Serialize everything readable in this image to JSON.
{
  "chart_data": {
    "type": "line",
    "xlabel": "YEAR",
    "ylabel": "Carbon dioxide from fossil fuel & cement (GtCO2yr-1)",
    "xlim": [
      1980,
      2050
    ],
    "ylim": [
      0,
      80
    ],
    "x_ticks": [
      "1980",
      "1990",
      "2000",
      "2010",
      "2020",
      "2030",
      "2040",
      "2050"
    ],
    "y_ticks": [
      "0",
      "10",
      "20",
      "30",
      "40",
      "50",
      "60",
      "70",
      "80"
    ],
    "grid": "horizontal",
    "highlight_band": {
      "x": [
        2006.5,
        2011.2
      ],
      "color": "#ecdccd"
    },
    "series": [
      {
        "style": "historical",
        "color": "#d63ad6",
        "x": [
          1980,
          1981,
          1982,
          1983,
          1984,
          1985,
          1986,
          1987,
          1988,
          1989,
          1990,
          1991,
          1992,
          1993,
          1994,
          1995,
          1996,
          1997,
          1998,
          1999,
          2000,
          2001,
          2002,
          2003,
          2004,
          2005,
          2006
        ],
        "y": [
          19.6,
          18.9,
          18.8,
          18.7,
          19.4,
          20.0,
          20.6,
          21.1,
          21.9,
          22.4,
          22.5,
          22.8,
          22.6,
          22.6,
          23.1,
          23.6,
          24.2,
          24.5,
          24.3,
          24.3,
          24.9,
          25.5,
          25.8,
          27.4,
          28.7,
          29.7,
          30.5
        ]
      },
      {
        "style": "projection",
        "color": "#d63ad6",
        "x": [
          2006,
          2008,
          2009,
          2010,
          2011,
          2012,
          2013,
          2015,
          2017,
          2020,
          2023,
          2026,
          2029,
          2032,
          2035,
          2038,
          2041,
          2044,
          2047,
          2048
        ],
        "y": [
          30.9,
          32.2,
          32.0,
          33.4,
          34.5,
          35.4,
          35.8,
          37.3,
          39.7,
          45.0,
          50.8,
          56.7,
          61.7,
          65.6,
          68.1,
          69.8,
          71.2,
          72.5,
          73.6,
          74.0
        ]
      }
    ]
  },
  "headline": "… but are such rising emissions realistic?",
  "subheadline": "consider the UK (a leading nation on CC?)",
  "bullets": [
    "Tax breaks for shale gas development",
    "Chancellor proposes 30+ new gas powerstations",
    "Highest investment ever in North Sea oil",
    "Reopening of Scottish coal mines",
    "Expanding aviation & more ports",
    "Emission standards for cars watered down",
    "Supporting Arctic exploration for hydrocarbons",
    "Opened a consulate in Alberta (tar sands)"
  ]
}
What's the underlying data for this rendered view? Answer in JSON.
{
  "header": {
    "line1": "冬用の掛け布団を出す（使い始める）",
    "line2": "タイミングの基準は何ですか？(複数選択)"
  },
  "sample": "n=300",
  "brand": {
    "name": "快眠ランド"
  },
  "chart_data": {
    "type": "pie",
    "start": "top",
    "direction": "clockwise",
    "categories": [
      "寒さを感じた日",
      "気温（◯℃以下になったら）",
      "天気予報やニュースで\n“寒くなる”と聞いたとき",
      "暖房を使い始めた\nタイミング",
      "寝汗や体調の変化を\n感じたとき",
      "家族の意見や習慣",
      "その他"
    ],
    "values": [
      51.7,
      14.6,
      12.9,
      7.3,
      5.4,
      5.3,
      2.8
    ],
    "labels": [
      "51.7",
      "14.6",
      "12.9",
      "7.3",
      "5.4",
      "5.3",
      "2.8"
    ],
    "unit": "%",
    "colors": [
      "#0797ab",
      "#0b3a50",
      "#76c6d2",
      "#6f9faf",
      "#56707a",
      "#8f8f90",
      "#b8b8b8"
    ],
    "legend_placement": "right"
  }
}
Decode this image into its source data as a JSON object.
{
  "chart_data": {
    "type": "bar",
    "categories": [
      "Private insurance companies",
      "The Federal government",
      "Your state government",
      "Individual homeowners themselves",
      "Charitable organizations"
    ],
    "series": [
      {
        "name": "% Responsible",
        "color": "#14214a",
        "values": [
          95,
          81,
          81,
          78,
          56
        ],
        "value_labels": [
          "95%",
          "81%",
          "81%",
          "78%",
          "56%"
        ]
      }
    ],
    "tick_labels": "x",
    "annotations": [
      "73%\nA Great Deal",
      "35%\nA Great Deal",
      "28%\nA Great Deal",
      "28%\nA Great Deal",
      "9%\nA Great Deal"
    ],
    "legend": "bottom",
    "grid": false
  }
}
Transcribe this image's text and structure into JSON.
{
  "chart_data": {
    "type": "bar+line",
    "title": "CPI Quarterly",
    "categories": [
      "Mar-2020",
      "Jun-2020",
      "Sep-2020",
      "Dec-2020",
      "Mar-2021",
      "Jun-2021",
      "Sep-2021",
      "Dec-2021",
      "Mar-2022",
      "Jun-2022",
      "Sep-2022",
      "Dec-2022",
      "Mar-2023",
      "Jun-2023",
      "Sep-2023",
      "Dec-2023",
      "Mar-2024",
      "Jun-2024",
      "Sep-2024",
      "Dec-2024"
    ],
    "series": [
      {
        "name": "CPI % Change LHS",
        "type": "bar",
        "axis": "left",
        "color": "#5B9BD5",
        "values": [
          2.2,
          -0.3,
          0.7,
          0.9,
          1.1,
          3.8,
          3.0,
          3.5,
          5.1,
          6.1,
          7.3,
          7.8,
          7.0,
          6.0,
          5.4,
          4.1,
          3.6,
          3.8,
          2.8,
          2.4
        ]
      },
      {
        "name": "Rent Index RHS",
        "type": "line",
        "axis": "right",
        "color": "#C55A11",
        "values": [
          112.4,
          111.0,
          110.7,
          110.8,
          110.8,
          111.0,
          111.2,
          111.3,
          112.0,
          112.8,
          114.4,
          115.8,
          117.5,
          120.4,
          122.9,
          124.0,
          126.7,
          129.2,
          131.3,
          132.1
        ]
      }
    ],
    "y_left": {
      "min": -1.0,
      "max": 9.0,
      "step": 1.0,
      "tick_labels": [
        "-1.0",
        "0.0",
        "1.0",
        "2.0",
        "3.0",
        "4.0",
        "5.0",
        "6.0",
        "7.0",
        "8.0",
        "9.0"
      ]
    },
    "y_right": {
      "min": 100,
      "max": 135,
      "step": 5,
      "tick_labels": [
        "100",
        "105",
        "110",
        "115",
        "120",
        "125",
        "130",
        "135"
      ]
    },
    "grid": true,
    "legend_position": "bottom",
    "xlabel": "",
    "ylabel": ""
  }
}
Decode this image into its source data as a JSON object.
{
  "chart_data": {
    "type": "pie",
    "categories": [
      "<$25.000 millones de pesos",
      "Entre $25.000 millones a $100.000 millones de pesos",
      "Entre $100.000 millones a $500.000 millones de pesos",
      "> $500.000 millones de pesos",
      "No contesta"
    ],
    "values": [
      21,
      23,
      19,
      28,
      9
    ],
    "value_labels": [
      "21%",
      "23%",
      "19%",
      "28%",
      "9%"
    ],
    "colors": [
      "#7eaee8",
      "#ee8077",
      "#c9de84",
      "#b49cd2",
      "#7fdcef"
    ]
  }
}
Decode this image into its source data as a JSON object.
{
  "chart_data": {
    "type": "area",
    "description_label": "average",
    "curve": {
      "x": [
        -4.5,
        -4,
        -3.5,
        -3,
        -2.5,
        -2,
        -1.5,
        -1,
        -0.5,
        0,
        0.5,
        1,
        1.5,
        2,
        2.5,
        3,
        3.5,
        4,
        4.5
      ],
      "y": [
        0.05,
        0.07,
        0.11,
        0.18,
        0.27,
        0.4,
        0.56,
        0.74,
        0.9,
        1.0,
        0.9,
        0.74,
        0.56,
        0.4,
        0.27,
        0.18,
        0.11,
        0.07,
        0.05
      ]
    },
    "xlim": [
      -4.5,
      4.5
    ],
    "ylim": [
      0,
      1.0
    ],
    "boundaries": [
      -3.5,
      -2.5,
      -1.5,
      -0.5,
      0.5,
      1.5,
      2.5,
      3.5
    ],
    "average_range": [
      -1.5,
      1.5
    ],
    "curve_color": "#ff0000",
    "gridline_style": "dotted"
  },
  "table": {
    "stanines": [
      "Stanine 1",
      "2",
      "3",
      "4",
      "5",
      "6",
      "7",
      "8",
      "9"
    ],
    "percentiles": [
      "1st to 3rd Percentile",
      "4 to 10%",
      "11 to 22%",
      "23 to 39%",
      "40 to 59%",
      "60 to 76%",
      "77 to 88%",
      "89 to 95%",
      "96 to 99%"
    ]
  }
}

■ ■ ■ ■ ■

* Description of the task *
State only how many lines in the material include "Deal".

* Output below *
5